### [EXERCISE INSTRUCTIONS]
**a)** Please summarize the forum post on reading data by byte length in R in two sentences.
**b)** From the forum post on reading data by byte length in R, quote the passage from "So, command like" up to and including "lengths in R?".

### [TEXT BLOCK]
******

Reputation: 13
Is there any way to read data by bytes length in R like SAS input command? When some multi-bytes characters are in a table as fixed column length,
aaa대전11b1
bb 서울21b2
ccc부산갑b3
SAS can read it by bytes length as below.
data test;
infile "filepath";
input
V1 $3.
V2 $6.
V3 $2. ;
run;
→
aaa, 대전11, b1
bb , 서울21, b2
ccc, 부산갑, b3
But in R, read.fwf only can seperate data by widths not by bytes lengths.
So, command like below
test <- read.fwf("file path", widths=c(3,6,2))
outputs error, or at best shape like this
aaa, 대전11b1, NULL
bb , 서울21b2, NULL
ccc, 부산갑b3
So, this is my question: Is there any way to seperate data columns by bytes lengths in R?

******

[Element and box listings]
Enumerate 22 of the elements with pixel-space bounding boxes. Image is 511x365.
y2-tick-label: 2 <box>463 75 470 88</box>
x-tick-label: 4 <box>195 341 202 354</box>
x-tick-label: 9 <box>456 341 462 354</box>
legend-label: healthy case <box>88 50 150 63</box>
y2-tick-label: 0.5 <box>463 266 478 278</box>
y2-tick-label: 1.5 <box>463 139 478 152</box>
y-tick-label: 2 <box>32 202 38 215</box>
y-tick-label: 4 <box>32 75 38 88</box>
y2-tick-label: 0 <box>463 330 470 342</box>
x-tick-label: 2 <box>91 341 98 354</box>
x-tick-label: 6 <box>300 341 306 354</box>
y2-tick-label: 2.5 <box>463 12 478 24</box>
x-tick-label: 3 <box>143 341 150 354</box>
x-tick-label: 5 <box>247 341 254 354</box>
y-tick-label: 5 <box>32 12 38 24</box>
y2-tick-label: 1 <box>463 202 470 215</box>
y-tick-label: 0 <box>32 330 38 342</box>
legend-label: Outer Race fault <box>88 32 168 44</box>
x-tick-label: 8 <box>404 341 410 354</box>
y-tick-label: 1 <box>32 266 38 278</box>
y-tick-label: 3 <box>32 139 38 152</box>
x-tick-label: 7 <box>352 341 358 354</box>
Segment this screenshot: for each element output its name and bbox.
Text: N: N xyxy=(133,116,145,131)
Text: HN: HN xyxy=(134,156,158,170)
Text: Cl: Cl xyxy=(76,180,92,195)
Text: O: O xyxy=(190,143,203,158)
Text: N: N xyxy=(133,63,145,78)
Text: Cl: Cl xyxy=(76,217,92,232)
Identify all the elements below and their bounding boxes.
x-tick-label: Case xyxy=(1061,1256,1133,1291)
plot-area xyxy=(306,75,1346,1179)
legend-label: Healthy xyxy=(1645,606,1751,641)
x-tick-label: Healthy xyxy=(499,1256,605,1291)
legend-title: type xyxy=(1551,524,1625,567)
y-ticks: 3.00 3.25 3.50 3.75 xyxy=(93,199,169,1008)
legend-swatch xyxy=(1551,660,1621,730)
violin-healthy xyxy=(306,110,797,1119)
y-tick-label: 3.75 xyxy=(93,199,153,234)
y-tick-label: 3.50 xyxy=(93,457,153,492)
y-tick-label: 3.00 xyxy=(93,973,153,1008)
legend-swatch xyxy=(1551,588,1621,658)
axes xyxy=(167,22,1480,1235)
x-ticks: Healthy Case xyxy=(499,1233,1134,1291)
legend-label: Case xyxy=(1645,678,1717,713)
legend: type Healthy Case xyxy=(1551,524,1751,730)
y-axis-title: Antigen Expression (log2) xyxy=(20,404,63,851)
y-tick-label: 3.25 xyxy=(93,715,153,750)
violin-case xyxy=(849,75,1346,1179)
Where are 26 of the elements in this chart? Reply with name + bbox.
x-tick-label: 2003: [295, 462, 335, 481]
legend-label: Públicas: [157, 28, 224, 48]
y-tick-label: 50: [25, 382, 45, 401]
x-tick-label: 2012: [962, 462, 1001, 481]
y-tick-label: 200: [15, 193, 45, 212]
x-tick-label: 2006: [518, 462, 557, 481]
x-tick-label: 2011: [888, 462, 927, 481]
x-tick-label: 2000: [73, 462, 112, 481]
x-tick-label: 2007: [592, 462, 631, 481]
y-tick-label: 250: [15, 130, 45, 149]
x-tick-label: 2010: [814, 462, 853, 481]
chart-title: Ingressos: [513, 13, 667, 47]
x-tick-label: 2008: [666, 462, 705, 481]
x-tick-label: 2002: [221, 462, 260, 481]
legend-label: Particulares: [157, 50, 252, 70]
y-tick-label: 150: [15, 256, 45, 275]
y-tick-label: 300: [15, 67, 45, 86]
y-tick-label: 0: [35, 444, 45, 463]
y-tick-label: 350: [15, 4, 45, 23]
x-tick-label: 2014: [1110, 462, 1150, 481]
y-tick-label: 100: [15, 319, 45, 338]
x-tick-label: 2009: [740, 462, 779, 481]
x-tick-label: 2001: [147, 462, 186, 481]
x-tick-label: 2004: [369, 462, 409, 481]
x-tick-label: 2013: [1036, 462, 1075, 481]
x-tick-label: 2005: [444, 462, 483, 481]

******

### [THE RESPONSES]
**a)** The poster asks whether R can separate fixed-length data columns by byte length, the way the SAS input command does, when a table contains multi-byte characters. In R, read.fwf separates data only by widths, not by byte lengths, so a command such as read.fwf with widths=c(3,6,2) outputs an error or, at best, a wrongly shaped result.

**b)**
So, command like below
test <- read.fwf("file path", widths=c(3,6,2))
outputs error, or at best shape like this
aaa, 대전11b1, NULL
bb , 서울21b2, NULL
ccc, 부산갑b3
So, this is my question: Is there any way to seperate data columns by bytes lengths in R?